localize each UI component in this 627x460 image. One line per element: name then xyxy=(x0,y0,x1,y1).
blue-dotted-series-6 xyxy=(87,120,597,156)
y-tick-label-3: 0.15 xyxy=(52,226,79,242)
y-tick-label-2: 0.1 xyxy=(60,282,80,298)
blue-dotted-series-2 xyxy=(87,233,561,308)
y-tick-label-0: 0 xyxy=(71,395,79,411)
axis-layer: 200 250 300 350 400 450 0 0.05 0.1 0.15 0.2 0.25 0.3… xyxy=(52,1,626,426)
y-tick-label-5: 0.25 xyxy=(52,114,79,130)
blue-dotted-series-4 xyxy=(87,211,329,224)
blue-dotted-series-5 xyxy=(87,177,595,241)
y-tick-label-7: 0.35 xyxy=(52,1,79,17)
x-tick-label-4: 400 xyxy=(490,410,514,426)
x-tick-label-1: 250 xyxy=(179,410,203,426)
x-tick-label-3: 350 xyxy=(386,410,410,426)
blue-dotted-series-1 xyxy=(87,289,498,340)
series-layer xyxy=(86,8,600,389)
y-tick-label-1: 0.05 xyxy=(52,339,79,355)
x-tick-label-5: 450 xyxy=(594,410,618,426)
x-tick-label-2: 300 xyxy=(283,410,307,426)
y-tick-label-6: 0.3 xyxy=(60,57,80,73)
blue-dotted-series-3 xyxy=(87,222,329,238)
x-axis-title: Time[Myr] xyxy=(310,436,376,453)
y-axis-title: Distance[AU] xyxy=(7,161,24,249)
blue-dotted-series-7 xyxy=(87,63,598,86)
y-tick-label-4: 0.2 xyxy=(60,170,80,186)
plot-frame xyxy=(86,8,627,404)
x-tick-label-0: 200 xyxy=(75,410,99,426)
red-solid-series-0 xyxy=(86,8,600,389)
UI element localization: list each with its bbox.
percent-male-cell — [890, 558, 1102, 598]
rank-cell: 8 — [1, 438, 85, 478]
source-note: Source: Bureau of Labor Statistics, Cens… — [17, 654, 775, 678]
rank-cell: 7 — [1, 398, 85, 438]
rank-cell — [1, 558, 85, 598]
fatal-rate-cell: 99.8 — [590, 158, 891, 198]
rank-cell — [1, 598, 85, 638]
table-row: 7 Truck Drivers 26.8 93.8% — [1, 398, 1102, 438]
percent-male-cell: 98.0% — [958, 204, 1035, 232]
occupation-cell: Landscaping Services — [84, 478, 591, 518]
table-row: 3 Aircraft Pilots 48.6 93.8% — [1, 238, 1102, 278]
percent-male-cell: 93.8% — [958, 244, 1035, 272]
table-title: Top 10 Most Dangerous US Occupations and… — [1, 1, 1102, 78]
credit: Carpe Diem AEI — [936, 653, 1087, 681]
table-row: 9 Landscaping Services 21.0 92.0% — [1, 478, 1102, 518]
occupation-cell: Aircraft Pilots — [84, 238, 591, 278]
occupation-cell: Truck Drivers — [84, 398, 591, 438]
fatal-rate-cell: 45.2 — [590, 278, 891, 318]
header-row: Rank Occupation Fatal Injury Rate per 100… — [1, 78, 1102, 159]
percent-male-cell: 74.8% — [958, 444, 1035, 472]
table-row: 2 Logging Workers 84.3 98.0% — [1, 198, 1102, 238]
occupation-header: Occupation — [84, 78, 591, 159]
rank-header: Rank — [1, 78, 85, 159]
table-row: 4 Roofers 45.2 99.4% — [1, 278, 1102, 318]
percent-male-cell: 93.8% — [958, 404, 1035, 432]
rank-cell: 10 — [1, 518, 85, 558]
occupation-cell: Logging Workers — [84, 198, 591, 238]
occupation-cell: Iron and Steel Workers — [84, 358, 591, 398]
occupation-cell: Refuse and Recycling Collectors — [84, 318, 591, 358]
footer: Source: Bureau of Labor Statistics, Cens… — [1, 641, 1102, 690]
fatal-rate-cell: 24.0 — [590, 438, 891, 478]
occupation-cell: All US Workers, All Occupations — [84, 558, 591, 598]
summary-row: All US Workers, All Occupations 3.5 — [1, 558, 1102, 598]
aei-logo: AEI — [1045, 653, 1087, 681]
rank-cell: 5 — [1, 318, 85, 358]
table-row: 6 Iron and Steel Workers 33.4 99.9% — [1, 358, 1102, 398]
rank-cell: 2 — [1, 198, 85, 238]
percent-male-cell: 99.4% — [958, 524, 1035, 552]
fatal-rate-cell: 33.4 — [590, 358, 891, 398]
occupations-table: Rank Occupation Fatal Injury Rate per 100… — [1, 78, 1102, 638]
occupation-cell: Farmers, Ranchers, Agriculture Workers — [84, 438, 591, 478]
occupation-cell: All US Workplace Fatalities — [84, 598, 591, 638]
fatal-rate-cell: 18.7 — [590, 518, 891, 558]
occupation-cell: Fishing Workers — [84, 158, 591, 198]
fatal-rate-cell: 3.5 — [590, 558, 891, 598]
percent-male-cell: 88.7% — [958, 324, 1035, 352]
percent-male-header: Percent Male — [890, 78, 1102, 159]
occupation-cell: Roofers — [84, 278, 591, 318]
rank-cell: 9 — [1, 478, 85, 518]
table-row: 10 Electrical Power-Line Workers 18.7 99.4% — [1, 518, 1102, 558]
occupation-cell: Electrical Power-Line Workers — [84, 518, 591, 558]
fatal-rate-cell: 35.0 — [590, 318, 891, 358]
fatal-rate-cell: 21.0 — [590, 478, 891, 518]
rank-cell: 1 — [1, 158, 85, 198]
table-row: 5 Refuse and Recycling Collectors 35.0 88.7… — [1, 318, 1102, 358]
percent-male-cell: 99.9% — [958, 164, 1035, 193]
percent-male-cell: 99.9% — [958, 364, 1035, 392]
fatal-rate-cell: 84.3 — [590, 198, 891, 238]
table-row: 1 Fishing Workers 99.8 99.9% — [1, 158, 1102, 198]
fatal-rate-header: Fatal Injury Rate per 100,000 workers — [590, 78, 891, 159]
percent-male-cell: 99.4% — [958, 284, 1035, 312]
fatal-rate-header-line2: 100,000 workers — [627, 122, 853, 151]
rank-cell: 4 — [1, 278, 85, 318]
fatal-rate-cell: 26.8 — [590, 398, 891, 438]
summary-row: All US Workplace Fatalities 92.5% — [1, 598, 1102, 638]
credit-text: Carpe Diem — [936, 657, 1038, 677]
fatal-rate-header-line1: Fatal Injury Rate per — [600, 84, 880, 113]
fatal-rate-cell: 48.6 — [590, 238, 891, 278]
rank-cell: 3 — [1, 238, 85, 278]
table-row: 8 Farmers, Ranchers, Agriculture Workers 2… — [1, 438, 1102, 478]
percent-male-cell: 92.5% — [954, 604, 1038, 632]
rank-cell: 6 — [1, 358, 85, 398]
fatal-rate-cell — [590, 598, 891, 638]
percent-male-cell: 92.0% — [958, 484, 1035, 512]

::::::

▸ **BRIEF**
Copy out every line of the entries above, keeping each one unchanged.

▸ **REPLY TO THE TASK**
localize each UI component in this 627x460 image. One line per element: name then xyxy=(x0,y0,x1,y1).
blue-dotted-series-6 xyxy=(87,120,597,156)
y-tick-label-3: 0.15 xyxy=(52,226,79,242)
y-tick-label-2: 0.1 xyxy=(60,282,80,298)
blue-dotted-series-2 xyxy=(87,233,561,308)
y-tick-label-0: 0 xyxy=(71,395,79,411)
axis-layer: 200 250 300 350 400 450 0 0.05 0.1 0.15 0.2 0.25 0.3… xyxy=(52,1,626,426)
y-tick-label-5: 0.25 xyxy=(52,114,79,130)
blue-dotted-series-4 xyxy=(87,211,329,224)
blue-dotted-series-5 xyxy=(87,177,595,241)
y-tick-label-7: 0.35 xyxy=(52,1,79,17)
x-tick-label-4: 400 xyxy=(490,410,514,426)
x-tick-label-1: 250 xyxy=(179,410,203,426)
x-tick-label-3: 350 xyxy=(386,410,410,426)
blue-dotted-series-1 xyxy=(87,289,498,340)
series-layer xyxy=(86,8,600,389)
y-tick-label-1: 0.05 xyxy=(52,339,79,355)
x-tick-label-5: 450 xyxy=(594,410,618,426)
x-tick-label-2: 300 xyxy=(283,410,307,426)
y-tick-label-6: 0.3 xyxy=(60,57,80,73)
blue-dotted-series-3 xyxy=(87,222,329,238)
x-axis-title: Time[Myr] xyxy=(310,436,376,453)
y-axis-title: Distance[AU] xyxy=(7,161,24,249)
blue-dotted-series-7 xyxy=(87,63,598,86)
y-tick-label-4: 0.2 xyxy=(60,170,80,186)
plot-frame xyxy=(86,8,627,404)
x-tick-label-0: 200 xyxy=(75,410,99,426)
red-solid-series-0 xyxy=(86,8,600,389)
UI element localization: list each with its bbox.
percent-male-cell — [890, 558, 1102, 598]
rank-cell: 8 — [1, 438, 85, 478]
source-note: Source: Bureau of Labor Statistics, Cens… — [17, 654, 775, 678]
rank-cell: 7 — [1, 398, 85, 438]
rank-cell — [1, 558, 85, 598]
fatal-rate-cell: 99.8 — [590, 158, 891, 198]
rank-cell — [1, 598, 85, 638]
table-row: 7 Truck Drivers 26.8 93.8% — [1, 398, 1102, 438]
percent-male-cell: 98.0% — [958, 204, 1035, 232]
occupation-cell: Landscaping Services — [84, 478, 591, 518]
table-row: 3 Aircraft Pilots 48.6 93.8% — [1, 238, 1102, 278]
percent-male-cell: 93.8% — [958, 244, 1035, 272]
table-title: Top 10 Most Dangerous US Occupations and… — [1, 1, 1102, 78]
credit: Carpe Diem AEI — [936, 653, 1087, 681]
table-row: 9 Landscaping Services 21.0 92.0% — [1, 478, 1102, 518]
occupation-cell: Aircraft Pilots — [84, 238, 591, 278]
occupation-cell: Truck Drivers — [84, 398, 591, 438]
fatal-rate-cell: 45.2 — [590, 278, 891, 318]
header-row: Rank Occupation Fatal Injury Rate per 100… — [1, 78, 1102, 159]
percent-male-cell: 74.8% — [958, 444, 1035, 472]
table-row: 2 Logging Workers 84.3 98.0% — [1, 198, 1102, 238]
occupation-header: Occupation — [84, 78, 591, 159]
rank-header: Rank — [1, 78, 85, 159]
table-row: 4 Roofers 45.2 99.4% — [1, 278, 1102, 318]
percent-male-cell: 93.8% — [958, 404, 1035, 432]
rank-cell: 10 — [1, 518, 85, 558]
occupation-cell: Logging Workers — [84, 198, 591, 238]
occupation-cell: Iron and Steel Workers — [84, 358, 591, 398]
occupation-cell: Refuse and Recycling Collectors — [84, 318, 591, 358]
footer: Source: Bureau of Labor Statistics, Cens… — [1, 641, 1102, 690]
fatal-rate-cell: 24.0 — [590, 438, 891, 478]
occupation-cell: All US Workers, All Occupations — [84, 558, 591, 598]
summary-row: All US Workers, All Occupations 3.5 — [1, 558, 1102, 598]
aei-logo: AEI — [1045, 653, 1087, 681]
rank-cell: 5 — [1, 318, 85, 358]
table-row: 6 Iron and Steel Workers 33.4 99.9% — [1, 358, 1102, 398]
rank-cell: 2 — [1, 198, 85, 238]
percent-male-cell: 99.4% — [958, 524, 1035, 552]
fatal-rate-cell: 33.4 — [590, 358, 891, 398]
occupations-table: Rank Occupation Fatal Injury Rate per 100… — [1, 78, 1102, 638]
occupation-cell: Farmers, Ranchers, Agriculture Workers — [84, 438, 591, 478]
occupation-cell: All US Workplace Fatalities — [84, 598, 591, 638]
fatal-rate-cell: 18.7 — [590, 518, 891, 558]
occupation-cell: Fishing Workers — [84, 158, 591, 198]
fatal-rate-cell: 3.5 — [590, 558, 891, 598]
percent-male-cell: 88.7% — [958, 324, 1035, 352]
percent-male-header: Percent Male — [890, 78, 1102, 159]
occupation-cell: Roofers — [84, 278, 591, 318]
rank-cell: 9 — [1, 478, 85, 518]
table-row: 10 Electrical Power-Line Workers 18.7 99.4% — [1, 518, 1102, 558]
occupation-cell: Electrical Power-Line Workers — [84, 518, 591, 558]
fatal-rate-cell: 35.0 — [590, 318, 891, 358]
fatal-rate-cell: 21.0 — [590, 478, 891, 518]
rank-cell: 1 — [1, 158, 85, 198]
table-row: 5 Refuse and Recycling Collectors 35.0 88.7… — [1, 318, 1102, 358]
percent-male-cell: 99.9% — [958, 164, 1035, 193]
percent-male-cell: 99.9% — [958, 364, 1035, 392]
fatal-rate-cell: 84.3 — [590, 198, 891, 238]
table-row: 1 Fishing Workers 99.8 99.9% — [1, 158, 1102, 198]
fatal-rate-header: Fatal Injury Rate per 100,000 workers — [590, 78, 891, 159]
percent-male-cell: 99.4% — [958, 284, 1035, 312]
fatal-rate-header-line2: 100,000 workers — [627, 122, 853, 151]
rank-cell: 4 — [1, 278, 85, 318]
fatal-rate-cell: 26.8 — [590, 398, 891, 438]
summary-row: All US Workplace Fatalities 92.5% — [1, 598, 1102, 638]
credit-text: Carpe Diem — [936, 657, 1038, 677]
fatal-rate-header-line1: Fatal Injury Rate per — [600, 84, 880, 113]
fatal-rate-cell: 48.6 — [590, 238, 891, 278]
rank-cell: 3 — [1, 238, 85, 278]
table-row: 8 Farmers, Ranchers, Agriculture Workers 2… — [1, 438, 1102, 478]
percent-male-cell: 92.5% — [954, 604, 1038, 632]
rank-cell: 6 — [1, 358, 85, 398]
fatal-rate-cell — [590, 598, 891, 638]
percent-male-cell: 92.0% — [958, 484, 1035, 512]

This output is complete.